### DESCRIPTION OF THE TASK
Print every entry word for word, but omit the pictures.

[START OF MATERIALS PROVIDED]

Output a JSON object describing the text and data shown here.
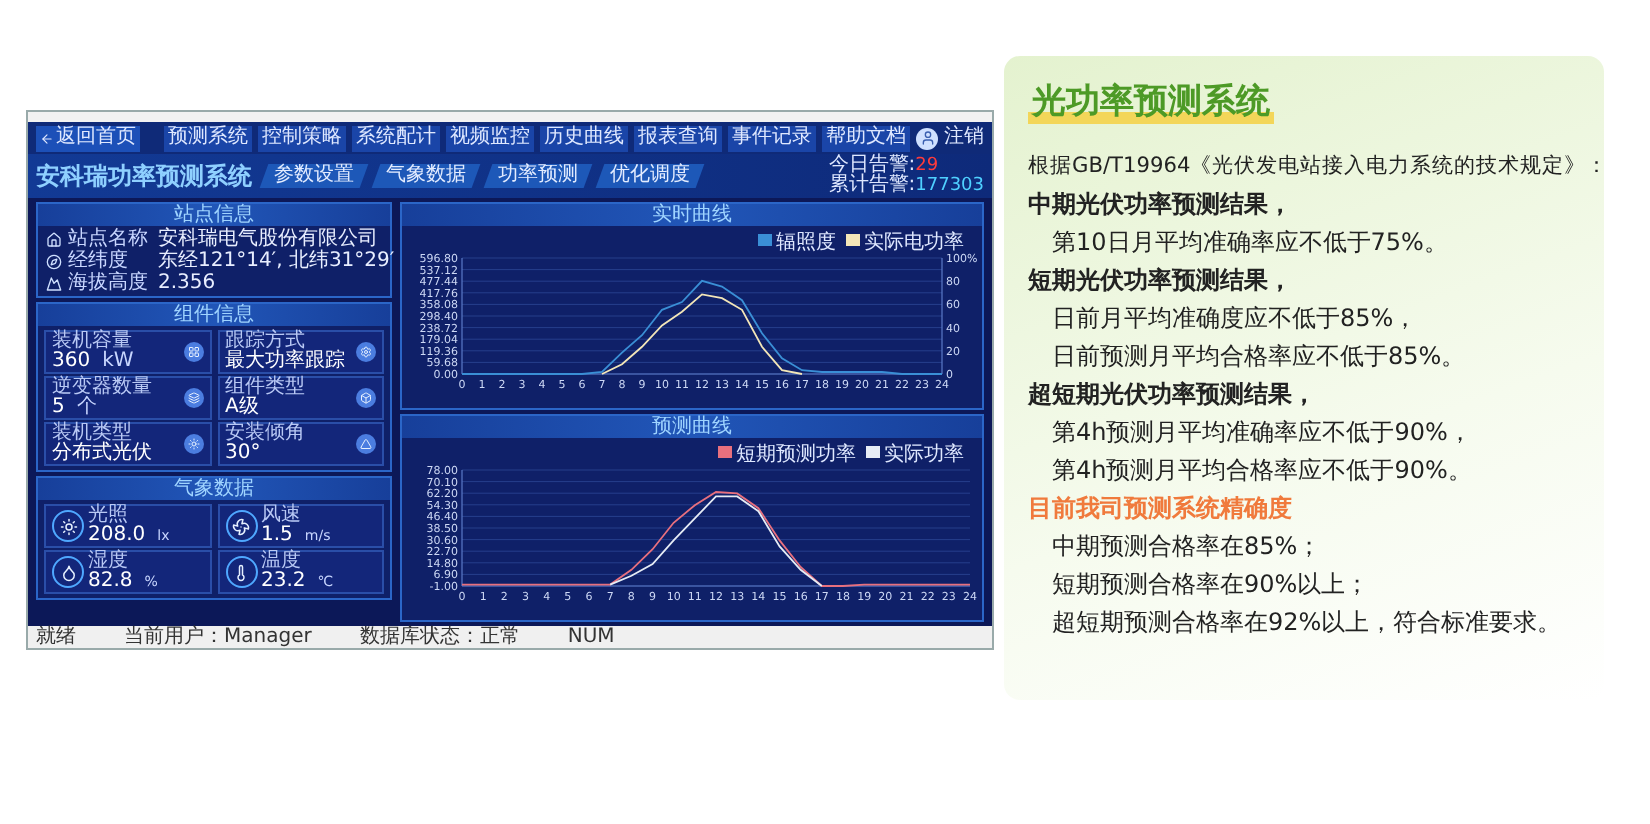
{
  "screenshot": {
    "nav": {
      "back": "返回首页",
      "items": [
        "预测系统",
        "控制策略",
        "系统配计",
        "视频监控",
        "历史曲线",
        "报表查询",
        "事件记录",
        "帮助文档"
      ],
      "user": "注销"
    },
    "header": {
      "title": "安科瑞功率预测系统",
      "tabs": [
        "参数设置",
        "气象数据",
        "功率预测",
        "优化调度"
      ],
      "alarms": [
        {
          "label": "今日告警:",
          "value": "29",
          "kind": "today"
        },
        {
          "label": "累计告警:",
          "value": "177303",
          "kind": "total"
        }
      ]
    },
    "site_panel": {
      "title": "站点信息",
      "rows": [
        {
          "label": "站点名称",
          "value": "安科瑞电气股份有限公司"
        },
        {
          "label": "经纬度",
          "value": "东经121°14′, 北纬31°29′"
        },
        {
          "label": "海拔高度",
          "value": "2.356"
        }
      ]
    },
    "component_panel": {
      "title": "组件信息",
      "cards": [
        {
          "label": "装机容量",
          "value": "360",
          "unit": "kW"
        },
        {
          "label": "跟踪方式",
          "value": "最大功率跟踪"
        },
        {
          "label": "逆变器数量",
          "value": "5",
          "unit": "个"
        },
        {
          "label": "组件类型",
          "value": "A级"
        },
        {
          "label": "装机类型",
          "value": "分布式光伏"
        },
        {
          "label": "安装倾角",
          "value": "30°"
        }
      ]
    },
    "weather_panel": {
      "title": "气象数据",
      "cards": [
        {
          "label": "光照",
          "value": "208.0",
          "unit": "lx"
        },
        {
          "label": "风速",
          "value": "1.5",
          "unit": "m/s"
        },
        {
          "label": "湿度",
          "value": "82.8",
          "unit": "%"
        },
        {
          "label": "温度",
          "value": "23.2",
          "unit": "℃"
        }
      ]
    },
    "charts": [
      {
        "title": "实时曲线",
        "chart_data": {
          "type": "line",
          "x": [
            0,
            1,
            2,
            3,
            4,
            5,
            6,
            7,
            8,
            9,
            10,
            11,
            12,
            13,
            14,
            15,
            16,
            17,
            18,
            19,
            20,
            21,
            22,
            23,
            24
          ],
          "xlim": [
            0,
            24
          ],
          "xticks": [
            0,
            1,
            2,
            3,
            4,
            5,
            6,
            7,
            8,
            9,
            10,
            11,
            12,
            13,
            14,
            15,
            16,
            17,
            18,
            19,
            20,
            21,
            22,
            23,
            24
          ],
          "ylim": [
            0,
            596.8
          ],
          "yticks": [
            {
              "value": 0,
              "label": "0.00"
            },
            {
              "value": 59.68,
              "label": "59.68"
            },
            {
              "value": 119.36,
              "label": "119.36"
            },
            {
              "value": 179.04,
              "label": "179.04"
            },
            {
              "value": 238.72,
              "label": "238.72"
            },
            {
              "value": 298.4,
              "label": "298.40"
            },
            {
              "value": 358.08,
              "label": "358.08"
            },
            {
              "value": 417.76,
              "label": "417.76"
            },
            {
              "value": 477.44,
              "label": "477.44"
            },
            {
              "value": 537.12,
              "label": "537.12"
            },
            {
              "value": 596.8,
              "label": "596.80"
            }
          ],
          "grid": true,
          "legend": "upper right",
          "y2lim": [
            0,
            100
          ],
          "y2ticks": [
            0,
            20,
            40,
            60,
            80,
            {
              "value": 100,
              "label": "100%"
            }
          ],
          "series": [
            {
              "name": "辐照度",
              "color": "#3a8fd6",
              "values": [
                0,
                0,
                0,
                0,
                0,
                0,
                0,
                10,
                110,
                200,
                330,
                370,
                480,
                450,
                380,
                210,
                80,
                20,
                10,
                10,
                10,
                10,
                0,
                0,
                0
              ]
            },
            {
              "name": "实际电功率",
              "color": "#f3e6b8",
              "values": [
                null,
                null,
                null,
                null,
                null,
                null,
                null,
                0,
                50,
                140,
                250,
                320,
                410,
                390,
                330,
                140,
                20,
                0,
                null,
                null,
                null,
                null,
                null,
                null,
                null
              ]
            }
          ]
        }
      },
      {
        "title": "预测曲线",
        "chart_data": {
          "type": "line",
          "x": [
            0,
            1,
            2,
            3,
            4,
            5,
            6,
            7,
            8,
            9,
            10,
            11,
            12,
            13,
            14,
            15,
            16,
            17,
            18,
            19,
            20,
            21,
            22,
            23,
            24
          ],
          "xlim": [
            0,
            24
          ],
          "xticks": [
            0,
            1,
            2,
            3,
            4,
            5,
            6,
            7,
            8,
            9,
            10,
            11,
            12,
            13,
            14,
            15,
            16,
            17,
            18,
            19,
            20,
            21,
            22,
            23,
            24
          ],
          "ylim": [
            -1,
            78
          ],
          "yticks": [
            {
              "value": -1,
              "label": "-1.00"
            },
            {
              "value": 6.9,
              "label": "6.90"
            },
            {
              "value": 14.8,
              "label": "14.80"
            },
            {
              "value": 22.7,
              "label": "22.70"
            },
            {
              "value": 30.6,
              "label": "30.60"
            },
            {
              "value": 38.5,
              "label": "38.50"
            },
            {
              "value": 46.4,
              "label": "46.40"
            },
            {
              "value": 54.3,
              "label": "54.30"
            },
            {
              "value": 62.2,
              "label": "62.20"
            },
            {
              "value": 70.1,
              "label": "70.10"
            },
            {
              "value": 78,
              "label": "78.00"
            }
          ],
          "grid": true,
          "legend": "upper right",
          "series": [
            {
              "name": "短期预测功率",
              "color": "#e8707e",
              "values": [
                0,
                0,
                0,
                0,
                0,
                0,
                0,
                0,
                10,
                24,
                42,
                54,
                63,
                62,
                52,
                30,
                12,
                -1,
                -1,
                0,
                0,
                0,
                0,
                0,
                0
              ]
            },
            {
              "name": "实际功率",
              "color": "#e6ecf5",
              "values": [
                null,
                null,
                null,
                null,
                null,
                null,
                null,
                0,
                6,
                14,
                30,
                45,
                60,
                60,
                50,
                26,
                10,
                -1,
                null,
                null,
                null,
                null,
                null,
                null,
                null
              ]
            }
          ]
        }
      }
    ],
    "status_bar": [
      "就绪",
      "当前用户：Manager",
      "数据库状态：正常",
      "NUM"
    ]
  },
  "info_card": {
    "title": "光功率预测系统",
    "lines": [
      {
        "kind": "intro",
        "text": "根据GB/T19964《光伏发电站接入电力系统的技术规定》："
      },
      {
        "kind": "heading",
        "text": "中期光伏功率预测结果，"
      },
      {
        "kind": "item",
        "text": "第10日月平均准确率应不低于75%。"
      },
      {
        "kind": "heading",
        "text": "短期光伏功率预测结果，"
      },
      {
        "kind": "item",
        "text": "日前月平均准确度应不低于85%，"
      },
      {
        "kind": "item",
        "text": "日前预测月平均合格率应不低于85%。"
      },
      {
        "kind": "heading",
        "text": "超短期光伏功率预测结果，"
      },
      {
        "kind": "item",
        "text": "第4h预测月平均准确率应不低于90%，"
      },
      {
        "kind": "item",
        "text": "第4h预测月平均合格率应不低于90%。"
      },
      {
        "kind": "highlight",
        "text": "目前我司预测系统精确度"
      },
      {
        "kind": "item",
        "text": "中期预测合格率在85%；"
      },
      {
        "kind": "item",
        "text": "短期预测合格率在90%以上；"
      },
      {
        "kind": "item",
        "text": "超短期预测合格率在92%以上，符合标准要求。"
      }
    ]
  }
}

[END OF MATERIALS PROVIDED]

### FULL ANSWER
Output a JSON object describing the text and data shown here.
{
  "screenshot": {
    "nav": {
      "back": "返回首页",
      "items": [
        "预测系统",
        "控制策略",
        "系统配计",
        "视频监控",
        "历史曲线",
        "报表查询",
        "事件记录",
        "帮助文档"
      ],
      "user": "注销"
    },
    "header": {
      "title": "安科瑞功率预测系统",
      "tabs": [
        "参数设置",
        "气象数据",
        "功率预测",
        "优化调度"
      ],
      "alarms": [
        {
          "label": "今日告警:",
          "value": "29",
          "kind": "today"
        },
        {
          "label": "累计告警:",
          "value": "177303",
          "kind": "total"
        }
      ]
    },
    "site_panel": {
      "title": "站点信息",
      "rows": [
        {
          "label": "站点名称",
          "value": "安科瑞电气股份有限公司"
        },
        {
          "label": "经纬度",
          "value": "东经121°14′, 北纬31°29′"
        },
        {
          "label": "海拔高度",
          "value": "2.356"
        }
      ]
    },
    "component_panel": {
      "title": "组件信息",
      "cards": [
        {
          "label": "装机容量",
          "value": "360",
          "unit": "kW"
        },
        {
          "label": "跟踪方式",
          "value": "最大功率跟踪"
        },
        {
          "label": "逆变器数量",
          "value": "5",
          "unit": "个"
        },
        {
          "label": "组件类型",
          "value": "A级"
        },
        {
          "label": "装机类型",
          "value": "分布式光伏"
        },
        {
          "label": "安装倾角",
          "value": "30°"
        }
      ]
    },
    "weather_panel": {
      "title": "气象数据",
      "cards": [
        {
          "label": "光照",
          "value": "208.0",
          "unit": "lx"
        },
        {
          "label": "风速",
          "value": "1.5",
          "unit": "m/s"
        },
        {
          "label": "湿度",
          "value": "82.8",
          "unit": "%"
        },
        {
          "label": "温度",
          "value": "23.2",
          "unit": "℃"
        }
      ]
    },
    "charts": [
      {
        "title": "实时曲线",
        "chart_data": {
          "type": "line",
          "x": [
            0,
            1,
            2,
            3,
            4,
            5,
            6,
            7,
            8,
            9,
            10,
            11,
            12,
            13,
            14,
            15,
            16,
            17,
            18,
            19,
            20,
            21,
            22,
            23,
            24
          ],
          "xlim": [
            0,
            24
          ],
          "xticks": [
            0,
            1,
            2,
            3,
            4,
            5,
            6,
            7,
            8,
            9,
            10,
            11,
            12,
            13,
            14,
            15,
            16,
            17,
            18,
            19,
            20,
            21,
            22,
            23,
            24
          ],
          "ylim": [
            0,
            596.8
          ],
          "yticks": [
            {
              "value": 0,
              "label": "0.00"
            },
            {
              "value": 59.68,
              "label": "59.68"
            },
            {
              "value": 119.36,
              "label": "119.36"
            },
            {
              "value": 179.04,
              "label": "179.04"
            },
            {
              "value": 238.72,
              "label": "238.72"
            },
            {
              "value": 298.4,
              "label": "298.40"
            },
            {
              "value": 358.08,
              "label": "358.08"
            },
            {
              "value": 417.76,
              "label": "417.76"
            },
            {
              "value": 477.44,
              "label": "477.44"
            },
            {
              "value": 537.12,
              "label": "537.12"
            },
            {
              "value": 596.8,
              "label": "596.80"
            }
          ],
          "grid": true,
          "legend": "upper right",
          "y2lim": [
            0,
            100
          ],
          "y2ticks": [
            0,
            20,
            40,
            60,
            80,
            {
              "value": 100,
              "label": "100%"
            }
          ],
          "series": [
            {
              "name": "辐照度",
              "color": "#3a8fd6",
              "values": [
                0,
                0,
                0,
                0,
                0,
                0,
                0,
                10,
                110,
                200,
                330,
                370,
                480,
                450,
                380,
                210,
                80,
                20,
                10,
                10,
                10,
                10,
                0,
                0,
                0
              ]
            },
            {
              "name": "实际电功率",
              "color": "#f3e6b8",
              "values": [
                null,
                null,
                null,
                null,
                null,
                null,
                null,
                0,
                50,
                140,
                250,
                320,
                410,
                390,
                330,
                140,
                20,
                0,
                null,
                null,
                null,
                null,
                null,
                null,
                null
              ]
            }
          ]
        }
      },
      {
        "title": "预测曲线",
        "chart_data": {
          "type": "line",
          "x": [
            0,
            1,
            2,
            3,
            4,
            5,
            6,
            7,
            8,
            9,
            10,
            11,
            12,
            13,
            14,
            15,
            16,
            17,
            18,
            19,
            20,
            21,
            22,
            23,
            24
          ],
          "xlim": [
            0,
            24
          ],
          "xticks": [
            0,
            1,
            2,
            3,
            4,
            5,
            6,
            7,
            8,
            9,
            10,
            11,
            12,
            13,
            14,
            15,
            16,
            17,
            18,
            19,
            20,
            21,
            22,
            23,
            24
          ],
          "ylim": [
            -1,
            78
          ],
          "yticks": [
            {
              "value": -1,
              "label": "-1.00"
            },
            {
              "value": 6.9,
              "label": "6.90"
            },
            {
              "value": 14.8,
              "label": "14.80"
            },
            {
              "value": 22.7,
              "label": "22.70"
            },
            {
              "value": 30.6,
              "label": "30.60"
            },
            {
              "value": 38.5,
              "label": "38.50"
            },
            {
              "value": 46.4,
              "label": "46.40"
            },
            {
              "value": 54.3,
              "label": "54.30"
            },
            {
              "value": 62.2,
              "label": "62.20"
            },
            {
              "value": 70.1,
              "label": "70.10"
            },
            {
              "value": 78,
              "label": "78.00"
            }
          ],
          "grid": true,
          "legend": "upper right",
          "series": [
            {
              "name": "短期预测功率",
              "color": "#e8707e",
              "values": [
                0,
                0,
                0,
                0,
                0,
                0,
                0,
                0,
                10,
                24,
                42,
                54,
                63,
                62,
                52,
                30,
                12,
                -1,
                -1,
                0,
                0,
                0,
                0,
                0,
                0
              ]
            },
            {
              "name": "实际功率",
              "color": "#e6ecf5",
              "values": [
                null,
                null,
                null,
                null,
                null,
                null,
                null,
                0,
                6,
                14,
                30,
                45,
                60,
                60,
                50,
                26,
                10,
                -1,
                null,
                null,
                null,
                null,
                null,
                null,
                null
              ]
            }
          ]
        }
      }
    ],
    "status_bar": [
      "就绪",
      "当前用户：Manager",
      "数据库状态：正常",
      "NUM"
    ]
  },
  "info_card": {
    "title": "光功率预测系统",
    "lines": [
      {
        "kind": "intro",
        "text": "根据GB/T19964《光伏发电站接入电力系统的技术规定》："
      },
      {
        "kind": "heading",
        "text": "中期光伏功率预测结果，"
      },
      {
        "kind": "item",
        "text": "第10日月平均准确率应不低于75%。"
      },
      {
        "kind": "heading",
        "text": "短期光伏功率预测结果，"
      },
      {
        "kind": "item",
        "text": "日前月平均准确度应不低于85%，"
      },
      {
        "kind": "item",
        "text": "日前预测月平均合格率应不低于85%。"
      },
      {
        "kind": "heading",
        "text": "超短期光伏功率预测结果，"
      },
      {
        "kind": "item",
        "text": "第4h预测月平均准确率应不低于90%，"
      },
      {
        "kind": "item",
        "text": "第4h预测月平均合格率应不低于90%。"
      },
      {
        "kind": "highlight",
        "text": "目前我司预测系统精确度"
      },
      {
        "kind": "item",
        "text": "中期预测合格率在85%；"
      },
      {
        "kind": "item",
        "text": "短期预测合格率在90%以上；"
      },
      {
        "kind": "item",
        "text": "超短期预测合格率在92%以上，符合标准要求。"
      }
    ]
  }
}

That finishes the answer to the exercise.